Data entries:
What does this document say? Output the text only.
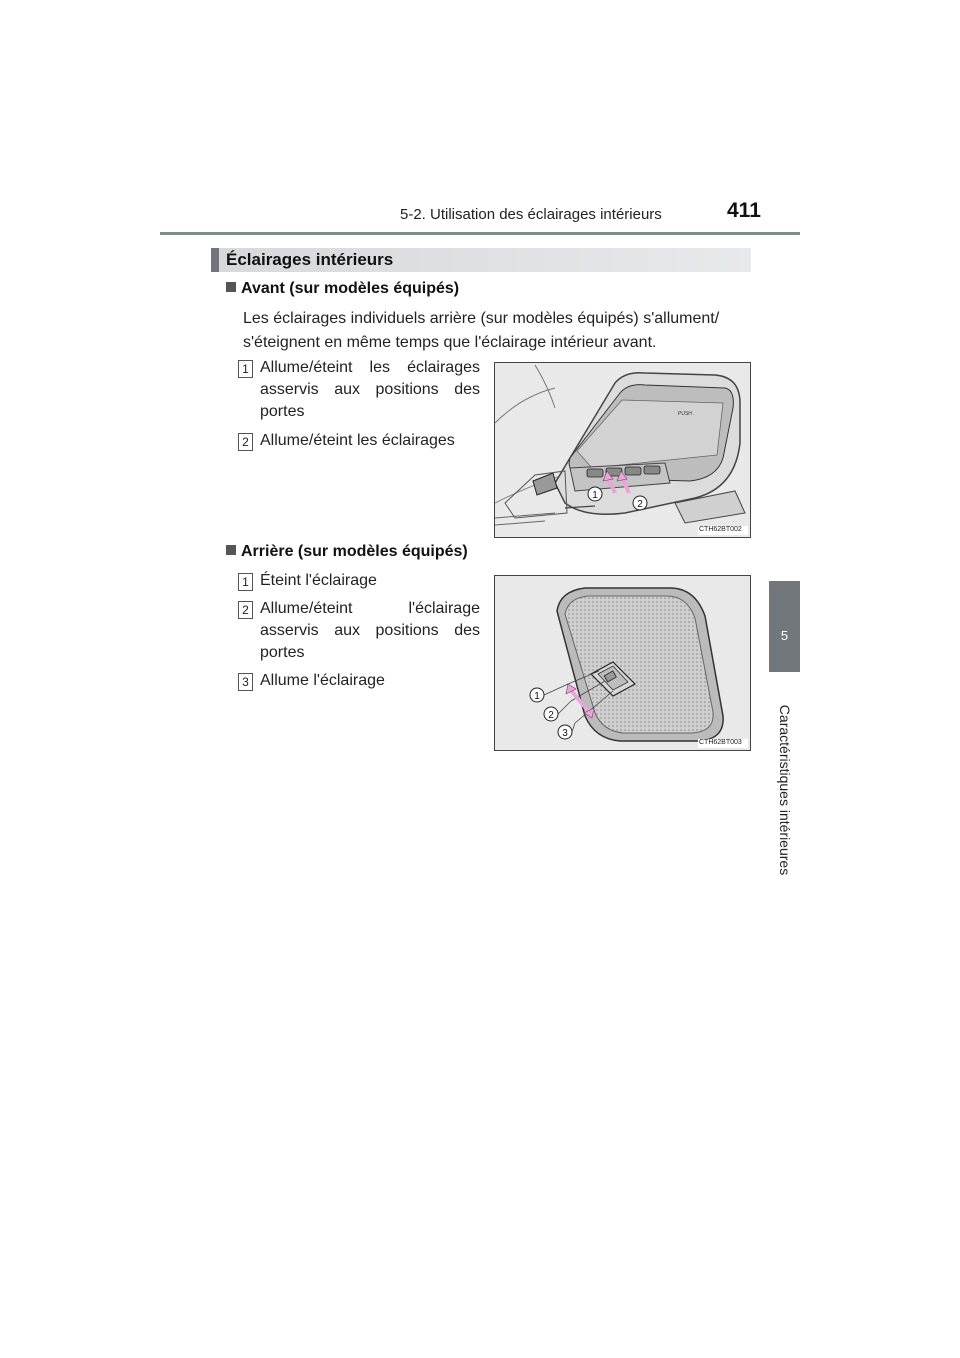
5-2. Utilisation des éclairages intérieurs	411
5
Caractéristiques intérieures
Éclairages intérieurs
Avant (sur modèles équipés)
Les éclairages individuels arrière (sur modèles équipés) s'allument/ s'éteignent en même temps que l'éclairage intérieur avant.
1 Allume/éteint les éclairages asservis aux positions des portes
2 Allume/éteint les éclairages
PUSH
1
2
CTH62BT002
Arrière (sur modèles équipés)
1 Éteint l'éclairage
2 Allume/éteint l'éclairage asservis aux positions des portes
3 Allume l'éclairage
1
2
3
CTH62BT003
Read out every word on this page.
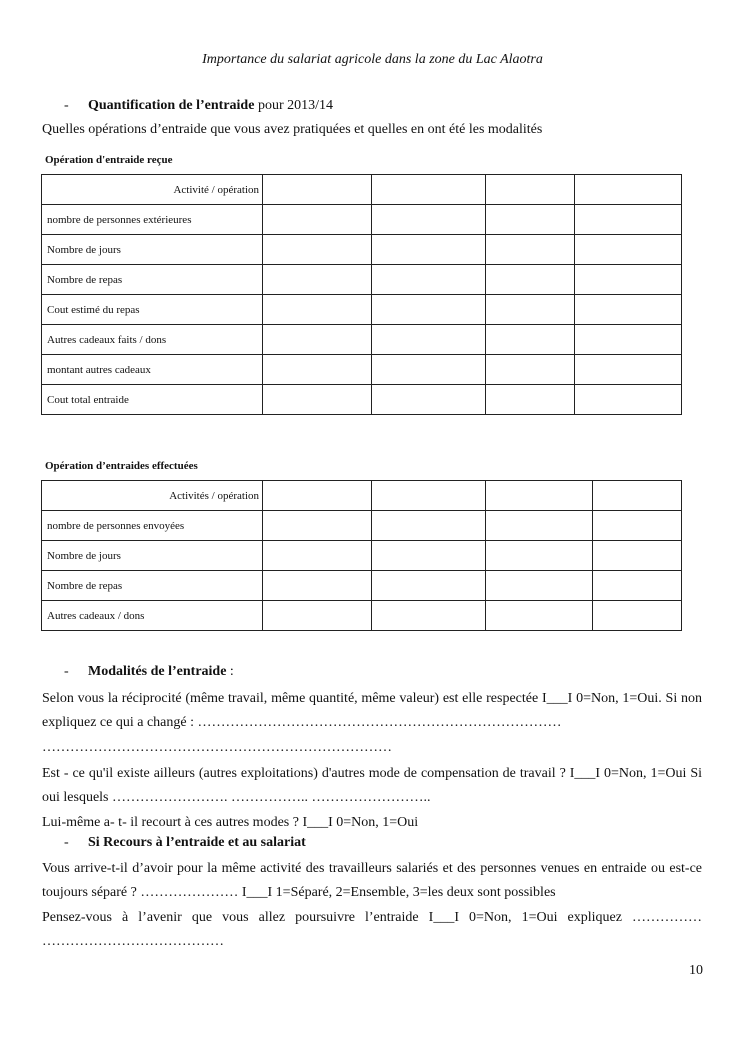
Importance du salariat agricole dans la zone du Lac Alaotra
- Quantification de l’entraide pour 2013/14
Quelles opérations d’entraide que vous avez pratiquées et quelles en ont été les modalités
Opération d'entraide reçue
Activité / opération				
nombre de personnes extérieures				
Nombre de jours				
Nombre de repas				
Cout estimé du repas				
Autres cadeaux faits / dons				
montant autres cadeaux				
Cout total entraide				
Opération d’entraides effectuées
Activités / opération				
nombre de personnes envoyées				
Nombre de jours				
Nombre de repas				
Autres cadeaux / dons				
- Modalités de l’entraide :
Selon vous la réciprocité (même travail, même quantité, même valeur) est elle respectée I___I 0=Non, 1=Oui. Si non expliquez ce qui a changé : ……………………………………………………………………
…………………………………………………………………
Est - ce qu'il existe ailleurs (autres exploitations) d'autres mode de compensation de travail ? I___I 0=Non, 1=Oui Si oui lesquels ……………………. …………….. ……………………..
Lui-même a- t- il recourt à ces autres modes ? I___I 0=Non, 1=Oui
- Si Recours à l’entraide et au salariat
Vous arrive-t-il d’avoir pour la même activité des travailleurs salariés et des personnes venues en entraide ou est-ce toujours séparé ? ………………… I___I 1=Séparé, 2=Ensemble, 3=les deux sont possibles
Pensez-vous à l’avenir que vous allez poursuivre l’entraide I___I 0=Non, 1=Oui expliquez …………… …………………………………
10
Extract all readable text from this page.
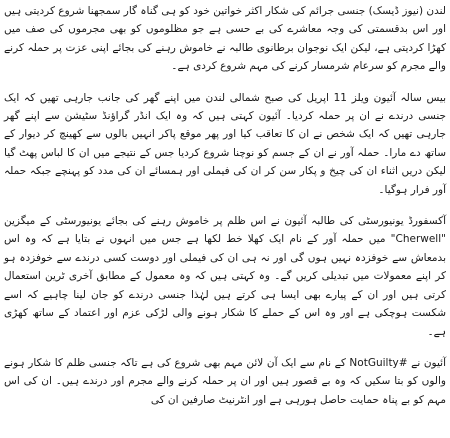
لندن (نیوز ڈیسک) جنسی جرائم کی شکار اکثر خواتین خود کو ہی گناہ گار سمجھنا شروع کردیتی ہیں اور اس بدقسمتی کی وجہ معاشرے کی بے حسی ہے جو مظلوموں کو بھی مجرموں کی صف میں کھڑا کردیتی ہے، لیکن ایک نوجوان برطانوی طالبہ نے خاموش رہنے کی بجائے اپنی عزت پر حملہ کرنے والے مجرم کو سرعام شرمسار کرنے کی مہم شروع کردی ہے۔

بیس سالہ آئیون ویلز 11 اپریل کی صبح شمالی لندن میں اپنے گھر کی جانب جارہی تھیں کہ ایک جنسی درندے نے ان پر حملہ کردیا۔ آئیون کہتی ہیں کہ وہ ایک انڈر گراؤنڈ سٹیشن سے اپنے گھر جارہی تھیں کہ ایک شخص نے ان کا تعاقب کیا اور پھر موقع پاکر انہیں بالوں سے کھینچ کر دیوار کے ساتھ دے مارا۔ حملہ آور نے ان کے جسم کو نوچنا شروع کردیا جس کے نتیجے میں ان کا لباس پھٹ گیا لیکن دریں اثناء ان کی چیخ و پکار سن کر ان کی فیملی اور ہمسائے ان کی مدد کو پہنچے جبکہ حملہ آور فرار ہوگیا۔

آکسفورڈ یونیورسٹی کی طالبہ آئیون نے اس ظلم پر خاموش رہنے کی بجائے یونیورسٹی کے میگزین "Cherwell" میں حملہ آور کے نام ایک کھلا خط لکھا ہے جس میں انہوں نے بتایا ہے کہ وہ اس بدمعاش سے خوفزدہ نہیں ہوں گی اور نہ ہی ان کی فیملی اور دوست کسی درندے سے خوفزدہ ہو کر اپنے معمولات میں تبدیلی کریں گے۔ وہ کہتی ہیں کہ وہ معمول کے مطابق آخری ٹرین استعمال کرتی ہیں اور ان کے پیارے بھی ایسا ہی کرتے ہیں لہٰذا جنسی درندے کو جان لینا چاہیے کہ اسے شکست ہوچکی ہے اور وہ اس کے حملے کا شکار ہونے والی لڑکی عزم اور اعتماد کے ساتھ کھڑی ہے۔

آئیون نے #NotGuilty کے نام سے ایک آن لائن مہم بھی شروع کی ہے تاکہ جنسی ظلم کا شکار ہونے والوں کو بتا سکیں کہ وہ بے قصور ہیں اور ان پر حملہ کرنے والے مجرم اور درندے ہیں۔ ان کی اس مہم کو بے پناہ حمایت حاصل ہورہی ہے اور انٹرنیٹ صارفین ان کی
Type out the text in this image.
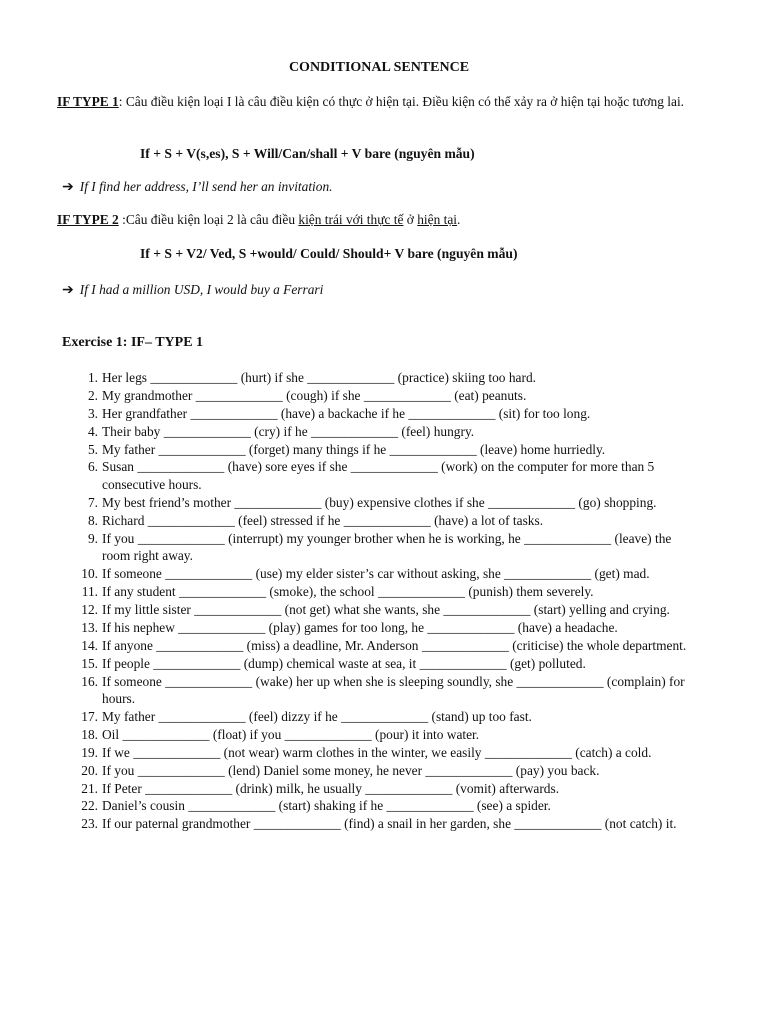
CONDITIONAL SENTENCE
IF TYPE 1: Câu điều kiện loại I là câu điều kiện có thực ở hiện tại. Điều kiện có thể xảy ra ở hiện tại hoặc tương lai.
If + S + V(s,es), S + Will/Can/shall + V bare (nguyên mẫu)
➔ If I find her address, I’ll send her an invitation.
IF TYPE 2 :Câu điều kiện loại 2 là câu điều kiện trái với thực tế ở hiện tại.
If + S + V2/ Ved, S +would/ Could/ Should+ V bare (nguyên mẫu)
➔ If I had a million USD, I would buy a Ferrari
Exercise 1: IF– TYPE 1
1. Her legs _____________ (hurt) if she _____________ (practice) skiing too hard.
2. My grandmother _____________ (cough) if she _____________ (eat) peanuts.
3. Her grandfather _____________ (have) a backache if he _____________ (sit) for too long.
4. Their baby _____________ (cry) if he _____________ (feel) hungry.
5. My father _____________ (forget) many things if he _____________ (leave) home hurriedly.
6. Susan _____________ (have) sore eyes if she _____________ (work) on the computer for more than 5 consecutive hours.
7. My best friend’s mother _____________ (buy) expensive clothes if she _____________ (go) shopping.
8. Richard _____________ (feel) stressed if he _____________ (have) a lot of tasks.
9. If you _____________ (interrupt) my younger brother when he is working, he _____________ (leave) the room right away.
10. If someone _____________ (use) my elder sister’s car without asking, she _____________ (get) mad.
11. If any student _____________ (smoke), the school _____________ (punish) them severely.
12. If my little sister _____________ (not get) what she wants, she _____________ (start) yelling and crying.
13. If his nephew _____________ (play) games for too long, he _____________ (have) a headache.
14. If anyone _____________ (miss) a deadline, Mr. Anderson _____________ (criticise) the whole department.
15. If people _____________ (dump) chemical waste at sea, it _____________ (get) polluted.
16. If someone _____________ (wake) her up when she is sleeping soundly, she _____________ (complain) for hours.
17. My father _____________ (feel) dizzy if he _____________ (stand) up too fast.
18. Oil _____________ (float) if you _____________ (pour) it into water.
19. If we _____________ (not wear) warm clothes in the winter, we easily _____________ (catch) a cold.
20. If you _____________ (lend) Daniel some money, he never _____________ (pay) you back.
21. If Peter _____________ (drink) milk, he usually _____________ (vomit) afterwards.
22. Daniel’s cousin _____________ (start) shaking if he _____________ (see) a spider.
23. If our paternal grandmother _____________ (find) a snail in her garden, she _____________ (not catch) it.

[Aim]
All of the material above needs to be restated exactly, with no pictures.

[Answer to this task]
What does this document say? Output the text only.
5-2. Utilisation des éclairages intérieurs	411
5
Caractéristiques intérieures
Éclairages intérieurs
Avant (sur modèles équipés)
Les éclairages individuels arrière (sur modèles équipés) s'allument/ s'éteignent en même temps que l'éclairage intérieur avant.
1 Allume/éteint les éclairages asservis aux positions des portes
2 Allume/éteint les éclairages
PUSH
1
2
CTH62BT002
Arrière (sur modèles équipés)
1 Éteint l'éclairage
2 Allume/éteint l'éclairage asservis aux positions des portes
3 Allume l'éclairage
1
2
3
CTH62BT003
Read out every word on this page.
Importance du salariat agricole dans la zone du Lac Alaotra
- Quantification de l’entraide pour 2013/14
Quelles opérations d’entraide que vous avez pratiquées et quelles en ont été les modalités
Opération d'entraide reçue
Activité / opération				
nombre de personnes extérieures				
Nombre de jours				
Nombre de repas				
Cout estimé du repas				
Autres cadeaux faits / dons				
montant autres cadeaux				
Cout total entraide				
Opération d’entraides effectuées
Activités / opération				
nombre de personnes envoyées				
Nombre de jours				
Nombre de repas				
Autres cadeaux / dons				
- Modalités de l’entraide :
Selon vous la réciprocité (même travail, même quantité, même valeur) est elle respectée I___I 0=Non, 1=Oui. Si non expliquez ce qui a changé : ……………………………………………………………………
…………………………………………………………………
Est - ce qu'il existe ailleurs (autres exploitations) d'autres mode de compensation de travail ? I___I 0=Non, 1=Oui Si oui lesquels ……………………. …………….. ……………………..
Lui-même a- t- il recourt à ces autres modes ? I___I 0=Non, 1=Oui
- Si Recours à l’entraide et au salariat
Vous arrive-t-il d’avoir pour la même activité des travailleurs salariés et des personnes venues en entraide ou est-ce toujours séparé ? ………………… I___I 1=Séparé, 2=Ensemble, 3=les deux sont possibles
Pensez-vous à l’avenir que vous allez poursuivre l’entraide I___I 0=Non, 1=Oui expliquez …………… …………………………………
10
Extract all readable text from this page.
لندن (نیوز ڈیسک) جنسی جرائم کی شکار اکثر خواتین خود کو ہی گناہ گار سمجھنا شروع کردیتی ہیں اور اس بدقسمتی کی وجہ معاشرے کی بے حسی ہے جو مظلوموں کو بھی مجرموں کی صف میں کھڑا کردیتی ہے، لیکن ایک نوجوان برطانوی طالبہ نے خاموش رہنے کی بجائے اپنی عزت پر حملہ کرنے والے مجرم کو سرعام شرمسار کرنے کی مہم شروع کردی ہے۔

بیس سالہ آئیون ویلز 11 اپریل کی صبح شمالی لندن میں اپنے گھر کی جانب جارہی تھیں کہ ایک جنسی درندے نے ان پر حملہ کردیا۔ آئیون کہتی ہیں کہ وہ ایک انڈر گراؤنڈ سٹیشن سے اپنے گھر جارہی تھیں کہ ایک شخص نے ان کا تعاقب کیا اور پھر موقع پاکر انہیں بالوں سے کھینچ کر دیوار کے ساتھ دے مارا۔ حملہ آور نے ان کے جسم کو نوچنا شروع کردیا جس کے نتیجے میں ان کا لباس پھٹ گیا لیکن دریں اثناء ان کی چیخ و پکار سن کر ان کی فیملی اور ہمسائے ان کی مدد کو پہنچے جبکہ حملہ آور فرار ہوگیا۔

آکسفورڈ یونیورسٹی کی طالبہ آئیون نے اس ظلم پر خاموش رہنے کی بجائے یونیورسٹی کے میگزین "Cherwell" میں حملہ آور کے نام ایک کھلا خط لکھا ہے جس میں انہوں نے بتایا ہے کہ وہ اس بدمعاش سے خوفزدہ نہیں ہوں گی اور نہ ہی ان کی فیملی اور دوست کسی درندے سے خوفزدہ ہو کر اپنے معمولات میں تبدیلی کریں گے۔ وہ کہتی ہیں کہ وہ معمول کے مطابق آخری ٹرین استعمال کرتی ہیں اور ان کے پیارے بھی ایسا ہی کرتے ہیں لہٰذا جنسی درندے کو جان لینا چاہیے کہ اسے شکست ہوچکی ہے اور وہ اس کے حملے کا شکار ہونے والی لڑکی عزم اور اعتماد کے ساتھ کھڑی ہے۔

آئیون نے #NotGuilty کے نام سے ایک آن لائن مہم بھی شروع کی ہے تاکہ جنسی ظلم کا شکار ہونے والوں کو بتا سکیں کہ وہ بے قصور ہیں اور ان پر حملہ کرنے والے مجرم اور درندے ہیں۔ ان کی اس مہم کو بے پناہ حمایت حاصل ہورہی ہے اور انٹرنیٹ صارفین ان کی
Type out the text in this image.
CONDITIONAL SENTENCE
IF TYPE 1: Câu điều kiện loại I là câu điều kiện có thực ở hiện tại. Điều kiện có thể xảy ra ở hiện tại hoặc tương lai.
If + S + V(s,es), S + Will/Can/shall + V bare (nguyên mẫu)
➔ If I find her address, I’ll send her an invitation.
IF TYPE 2 :Câu điều kiện loại 2 là câu điều kiện trái với thực tế ở hiện tại.
If + S + V2/ Ved, S +would/ Could/ Should+ V bare (nguyên mẫu)
➔ If I had a million USD, I would buy a Ferrari
Exercise 1: IF– TYPE 1
1. Her legs _____________ (hurt) if she _____________ (practice) skiing too hard.
2. My grandmother _____________ (cough) if she _____________ (eat) peanuts.
3. Her grandfather _____________ (have) a backache if he _____________ (sit) for too long.
4. Their baby _____________ (cry) if he _____________ (feel) hungry.
5. My father _____________ (forget) many things if he _____________ (leave) home hurriedly.
6. Susan _____________ (have) sore eyes if she _____________ (work) on the computer for more than 5 consecutive hours.
7. My best friend’s mother _____________ (buy) expensive clothes if she _____________ (go) shopping.
8. Richard _____________ (feel) stressed if he _____________ (have) a lot of tasks.
9. If you _____________ (interrupt) my younger brother when he is working, he _____________ (leave) the room right away.
10. If someone _____________ (use) my elder sister’s car without asking, she _____________ (get) mad.
11. If any student _____________ (smoke), the school _____________ (punish) them severely.
12. If my little sister _____________ (not get) what she wants, she _____________ (start) yelling and crying.
13. If his nephew _____________ (play) games for too long, he _____________ (have) a headache.
14. If anyone _____________ (miss) a deadline, Mr. Anderson _____________ (criticise) the whole department.
15. If people _____________ (dump) chemical waste at sea, it _____________ (get) polluted.
16. If someone _____________ (wake) her up when she is sleeping soundly, she _____________ (complain) for hours.
17. My father _____________ (feel) dizzy if he _____________ (stand) up too fast.
18. Oil _____________ (float) if you _____________ (pour) it into water.
19. If we _____________ (not wear) warm clothes in the winter, we easily _____________ (catch) a cold.
20. If you _____________ (lend) Daniel some money, he never _____________ (pay) you back.
21. If Peter _____________ (drink) milk, he usually _____________ (vomit) afterwards.
22. Daniel’s cousin _____________ (start) shaking if he _____________ (see) a spider.
23. If our paternal grandmother _____________ (find) a snail in her garden, she _____________ (not catch) it.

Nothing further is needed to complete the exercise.